▸ Written instruction
Write out each line of the listing as it stands, without the images.

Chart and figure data
* start *
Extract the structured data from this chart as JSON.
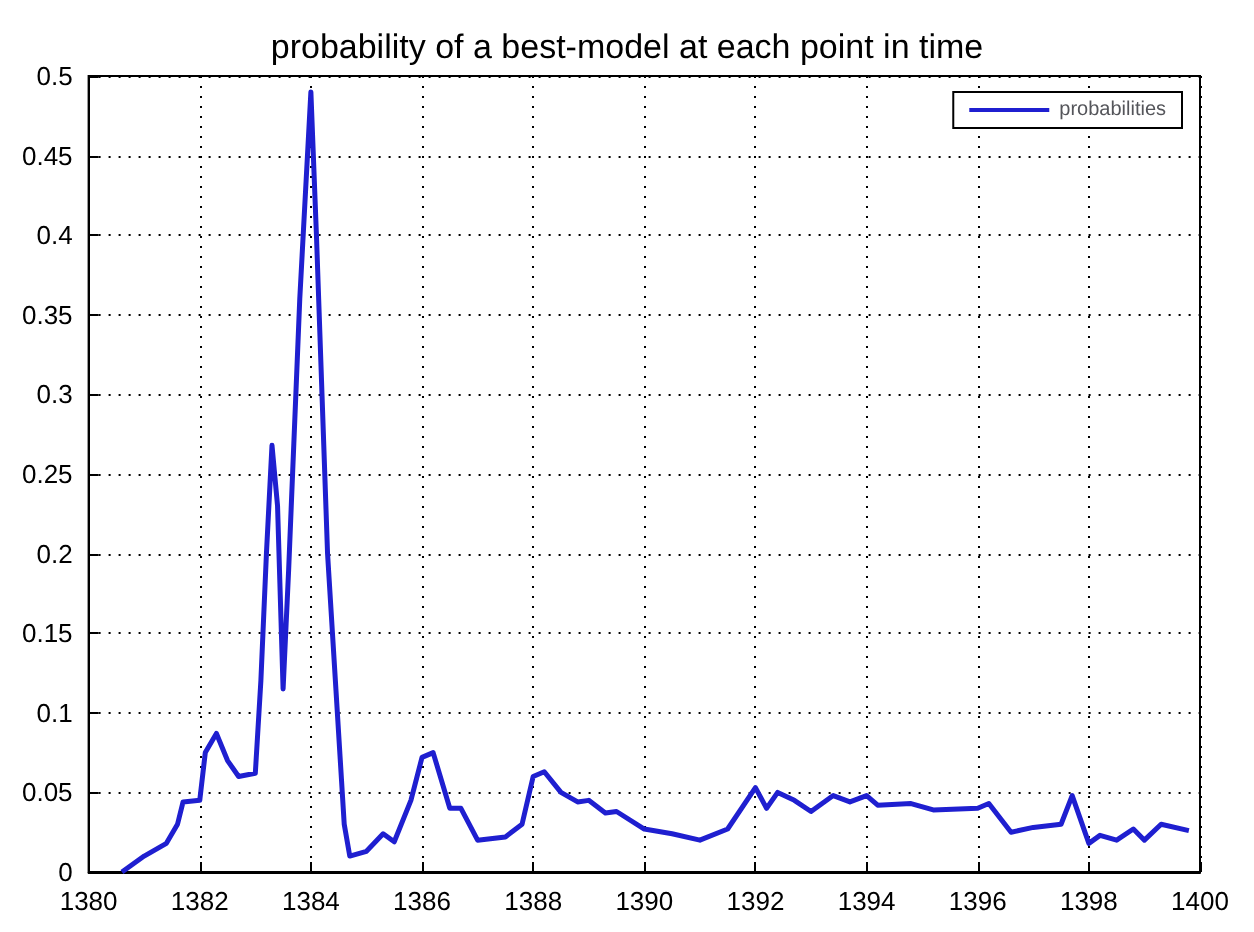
{
  "chart_data": {
    "type": "line",
    "title": "probability of a best-model at each point in time",
    "x": [
      1380.6,
      1381,
      1381.4,
      1381.6,
      1381.7,
      1382,
      1382.1,
      1382.3,
      1382.5,
      1382.7,
      1383,
      1383.1,
      1383.2,
      1383.3,
      1383.4,
      1383.5,
      1383.6,
      1383.8,
      1384,
      1384.1,
      1384.3,
      1384.6,
      1384.7,
      1385,
      1385.3,
      1385.5,
      1385.8,
      1386,
      1386.2,
      1386.5,
      1386.7,
      1387,
      1387.5,
      1387.8,
      1388,
      1388.2,
      1388.5,
      1388.8,
      1389,
      1389.3,
      1389.5,
      1390,
      1390.5,
      1391,
      1391.5,
      1392,
      1392.2,
      1392.4,
      1392.7,
      1393,
      1393.4,
      1393.7,
      1394,
      1394.2,
      1394.8,
      1395.2,
      1396,
      1396.2,
      1396.6,
      1397,
      1397.5,
      1397.7,
      1398,
      1398.2,
      1398.5,
      1398.8,
      1399,
      1399.3,
      1399.8
    ],
    "series": [
      {
        "name": "probabilities",
        "color": "#1f1fd0",
        "values": [
          0,
          0.01,
          0.018,
          0.03,
          0.044,
          0.045,
          0.075,
          0.087,
          0.07,
          0.06,
          0.062,
          0.12,
          0.2,
          0.268,
          0.23,
          0.115,
          0.19,
          0.36,
          0.49,
          0.4,
          0.2,
          0.03,
          0.01,
          0.013,
          0.024,
          0.019,
          0.045,
          0.072,
          0.075,
          0.04,
          0.04,
          0.02,
          0.022,
          0.03,
          0.06,
          0.063,
          0.05,
          0.044,
          0.045,
          0.037,
          0.038,
          0.027,
          0.024,
          0.02,
          0.027,
          0.053,
          0.04,
          0.05,
          0.045,
          0.038,
          0.048,
          0.044,
          0.048,
          0.042,
          0.043,
          0.039,
          0.04,
          0.043,
          0.025,
          0.028,
          0.03,
          0.048,
          0.018,
          0.023,
          0.02,
          0.027,
          0.02,
          0.03,
          0.026
        ]
      }
    ],
    "xlim": [
      1380,
      1400
    ],
    "xticks": [
      1380,
      1382,
      1384,
      1386,
      1388,
      1390,
      1392,
      1394,
      1396,
      1398,
      1400
    ],
    "ylim": [
      0,
      0.5
    ],
    "yticks": [
      0,
      0.05,
      0.1,
      0.15,
      0.2,
      0.25,
      0.3,
      0.35,
      0.4,
      0.45,
      0.5
    ],
    "grid": true,
    "legend": "top right",
    "line_style": "solid",
    "marker": "none"
  }
}
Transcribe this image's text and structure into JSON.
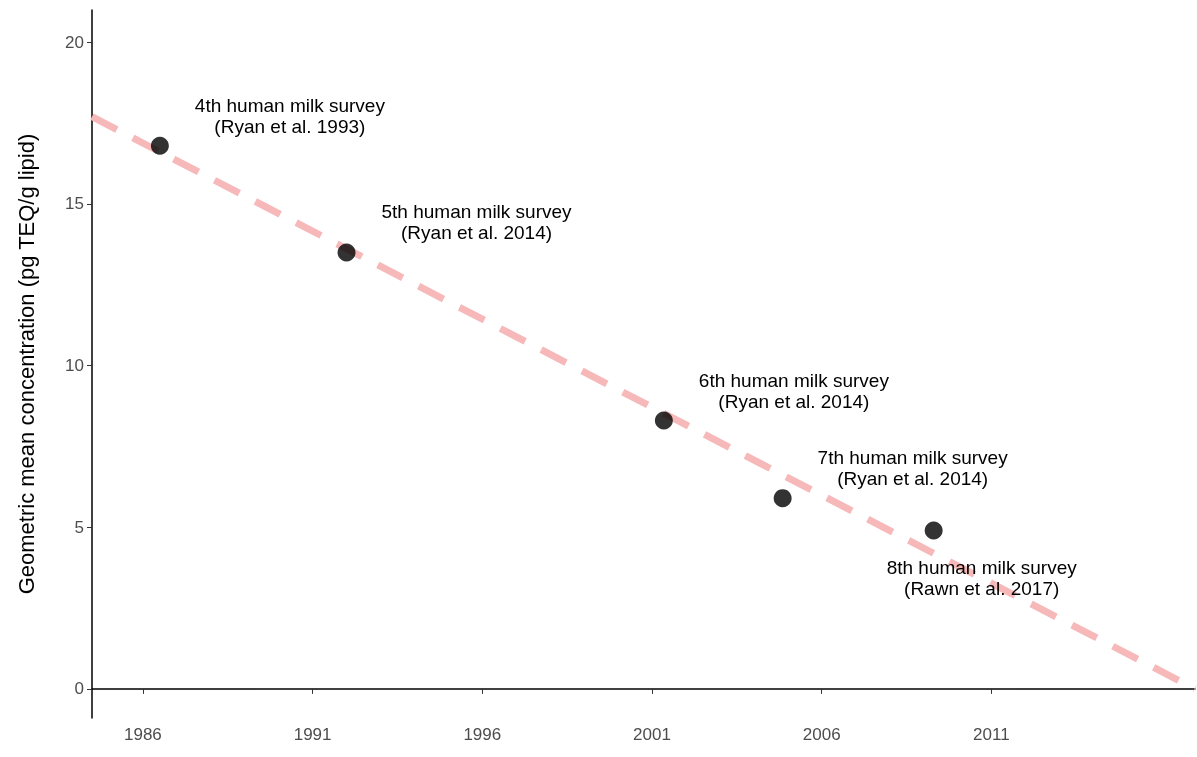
{
  "chart_data": {
    "type": "scatter",
    "ylabel": "Geometric mean concentration (pg TEQ/g lipid)",
    "series": [
      {
        "marker": "circle",
        "color": "#000000",
        "x": [
          1986.5,
          1992.0,
          2001.35,
          2004.85,
          2009.3
        ],
        "values": [
          16.8,
          13.5,
          8.3,
          5.9,
          4.9
        ]
      },
      {
        "type": "line",
        "color": "#f6b8b8",
        "line_style": "dashed",
        "x": [
          1984.5,
          2017
        ],
        "values": [
          17.7,
          0
        ]
      }
    ],
    "xlim": [
      1984.5,
      2017
    ],
    "xticks": [
      1986,
      1991,
      1996,
      2001,
      2006,
      2011
    ],
    "ylim": [
      -0.9,
      21
    ],
    "yticks": [
      0,
      5,
      10,
      15,
      20
    ],
    "grid": false,
    "annotations": [
      {
        "text": "4th human milk survey\n(Ryan et al. 1993)",
        "x": 1986.5,
        "y": 16.8
      },
      {
        "text": "5th human milk survey\n(Ryan et al. 2014)",
        "x": 1992.0,
        "y": 13.5
      },
      {
        "text": "6th human milk survey\n(Ryan et al. 2014)",
        "x": 2001.35,
        "y": 8.3
      },
      {
        "text": "7th human milk survey\n(Ryan et al. 2014)",
        "x": 2004.85,
        "y": 5.9
      },
      {
        "text": "8th human milk survey\n(Rawn et al. 2017)",
        "x": 2009.3,
        "y": 4.9
      }
    ]
  }
}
* end *
▸ Answer for the task
Extract the structured data from this chart as JSON.
{
  "chart_data": {
    "type": "line",
    "title": "probability of a best-model at each point in time",
    "x": [
      1380.6,
      1381,
      1381.4,
      1381.6,
      1381.7,
      1382,
      1382.1,
      1382.3,
      1382.5,
      1382.7,
      1383,
      1383.1,
      1383.2,
      1383.3,
      1383.4,
      1383.5,
      1383.6,
      1383.8,
      1384,
      1384.1,
      1384.3,
      1384.6,
      1384.7,
      1385,
      1385.3,
      1385.5,
      1385.8,
      1386,
      1386.2,
      1386.5,
      1386.7,
      1387,
      1387.5,
      1387.8,
      1388,
      1388.2,
      1388.5,
      1388.8,
      1389,
      1389.3,
      1389.5,
      1390,
      1390.5,
      1391,
      1391.5,
      1392,
      1392.2,
      1392.4,
      1392.7,
      1393,
      1393.4,
      1393.7,
      1394,
      1394.2,
      1394.8,
      1395.2,
      1396,
      1396.2,
      1396.6,
      1397,
      1397.5,
      1397.7,
      1398,
      1398.2,
      1398.5,
      1398.8,
      1399,
      1399.3,
      1399.8
    ],
    "series": [
      {
        "name": "probabilities",
        "color": "#1f1fd0",
        "values": [
          0,
          0.01,
          0.018,
          0.03,
          0.044,
          0.045,
          0.075,
          0.087,
          0.07,
          0.06,
          0.062,
          0.12,
          0.2,
          0.268,
          0.23,
          0.115,
          0.19,
          0.36,
          0.49,
          0.4,
          0.2,
          0.03,
          0.01,
          0.013,
          0.024,
          0.019,
          0.045,
          0.072,
          0.075,
          0.04,
          0.04,
          0.02,
          0.022,
          0.03,
          0.06,
          0.063,
          0.05,
          0.044,
          0.045,
          0.037,
          0.038,
          0.027,
          0.024,
          0.02,
          0.027,
          0.053,
          0.04,
          0.05,
          0.045,
          0.038,
          0.048,
          0.044,
          0.048,
          0.042,
          0.043,
          0.039,
          0.04,
          0.043,
          0.025,
          0.028,
          0.03,
          0.048,
          0.018,
          0.023,
          0.02,
          0.027,
          0.02,
          0.03,
          0.026
        ]
      }
    ],
    "xlim": [
      1380,
      1400
    ],
    "xticks": [
      1380,
      1382,
      1384,
      1386,
      1388,
      1390,
      1392,
      1394,
      1396,
      1398,
      1400
    ],
    "ylim": [
      0,
      0.5
    ],
    "yticks": [
      0,
      0.05,
      0.1,
      0.15,
      0.2,
      0.25,
      0.3,
      0.35,
      0.4,
      0.45,
      0.5
    ],
    "grid": true,
    "legend": "top right",
    "line_style": "solid",
    "marker": "none"
  }
}
Transcribe this image's text and structure into JSON.
{
  "chart_data": {
    "type": "scatter",
    "ylabel": "Geometric mean concentration (pg TEQ/g lipid)",
    "series": [
      {
        "marker": "circle",
        "color": "#000000",
        "x": [
          1986.5,
          1992.0,
          2001.35,
          2004.85,
          2009.3
        ],
        "values": [
          16.8,
          13.5,
          8.3,
          5.9,
          4.9
        ]
      },
      {
        "type": "line",
        "color": "#f6b8b8",
        "line_style": "dashed",
        "x": [
          1984.5,
          2017
        ],
        "values": [
          17.7,
          0
        ]
      }
    ],
    "xlim": [
      1984.5,
      2017
    ],
    "xticks": [
      1986,
      1991,
      1996,
      2001,
      2006,
      2011
    ],
    "ylim": [
      -0.9,
      21
    ],
    "yticks": [
      0,
      5,
      10,
      15,
      20
    ],
    "grid": false,
    "annotations": [
      {
        "text": "4th human milk survey\n(Ryan et al. 1993)",
        "x": 1986.5,
        "y": 16.8
      },
      {
        "text": "5th human milk survey\n(Ryan et al. 2014)",
        "x": 1992.0,
        "y": 13.5
      },
      {
        "text": "6th human milk survey\n(Ryan et al. 2014)",
        "x": 2001.35,
        "y": 8.3
      },
      {
        "text": "7th human milk survey\n(Ryan et al. 2014)",
        "x": 2004.85,
        "y": 5.9
      },
      {
        "text": "8th human milk survey\n(Rawn et al. 2017)",
        "x": 2009.3,
        "y": 4.9
      }
    ]
  }
}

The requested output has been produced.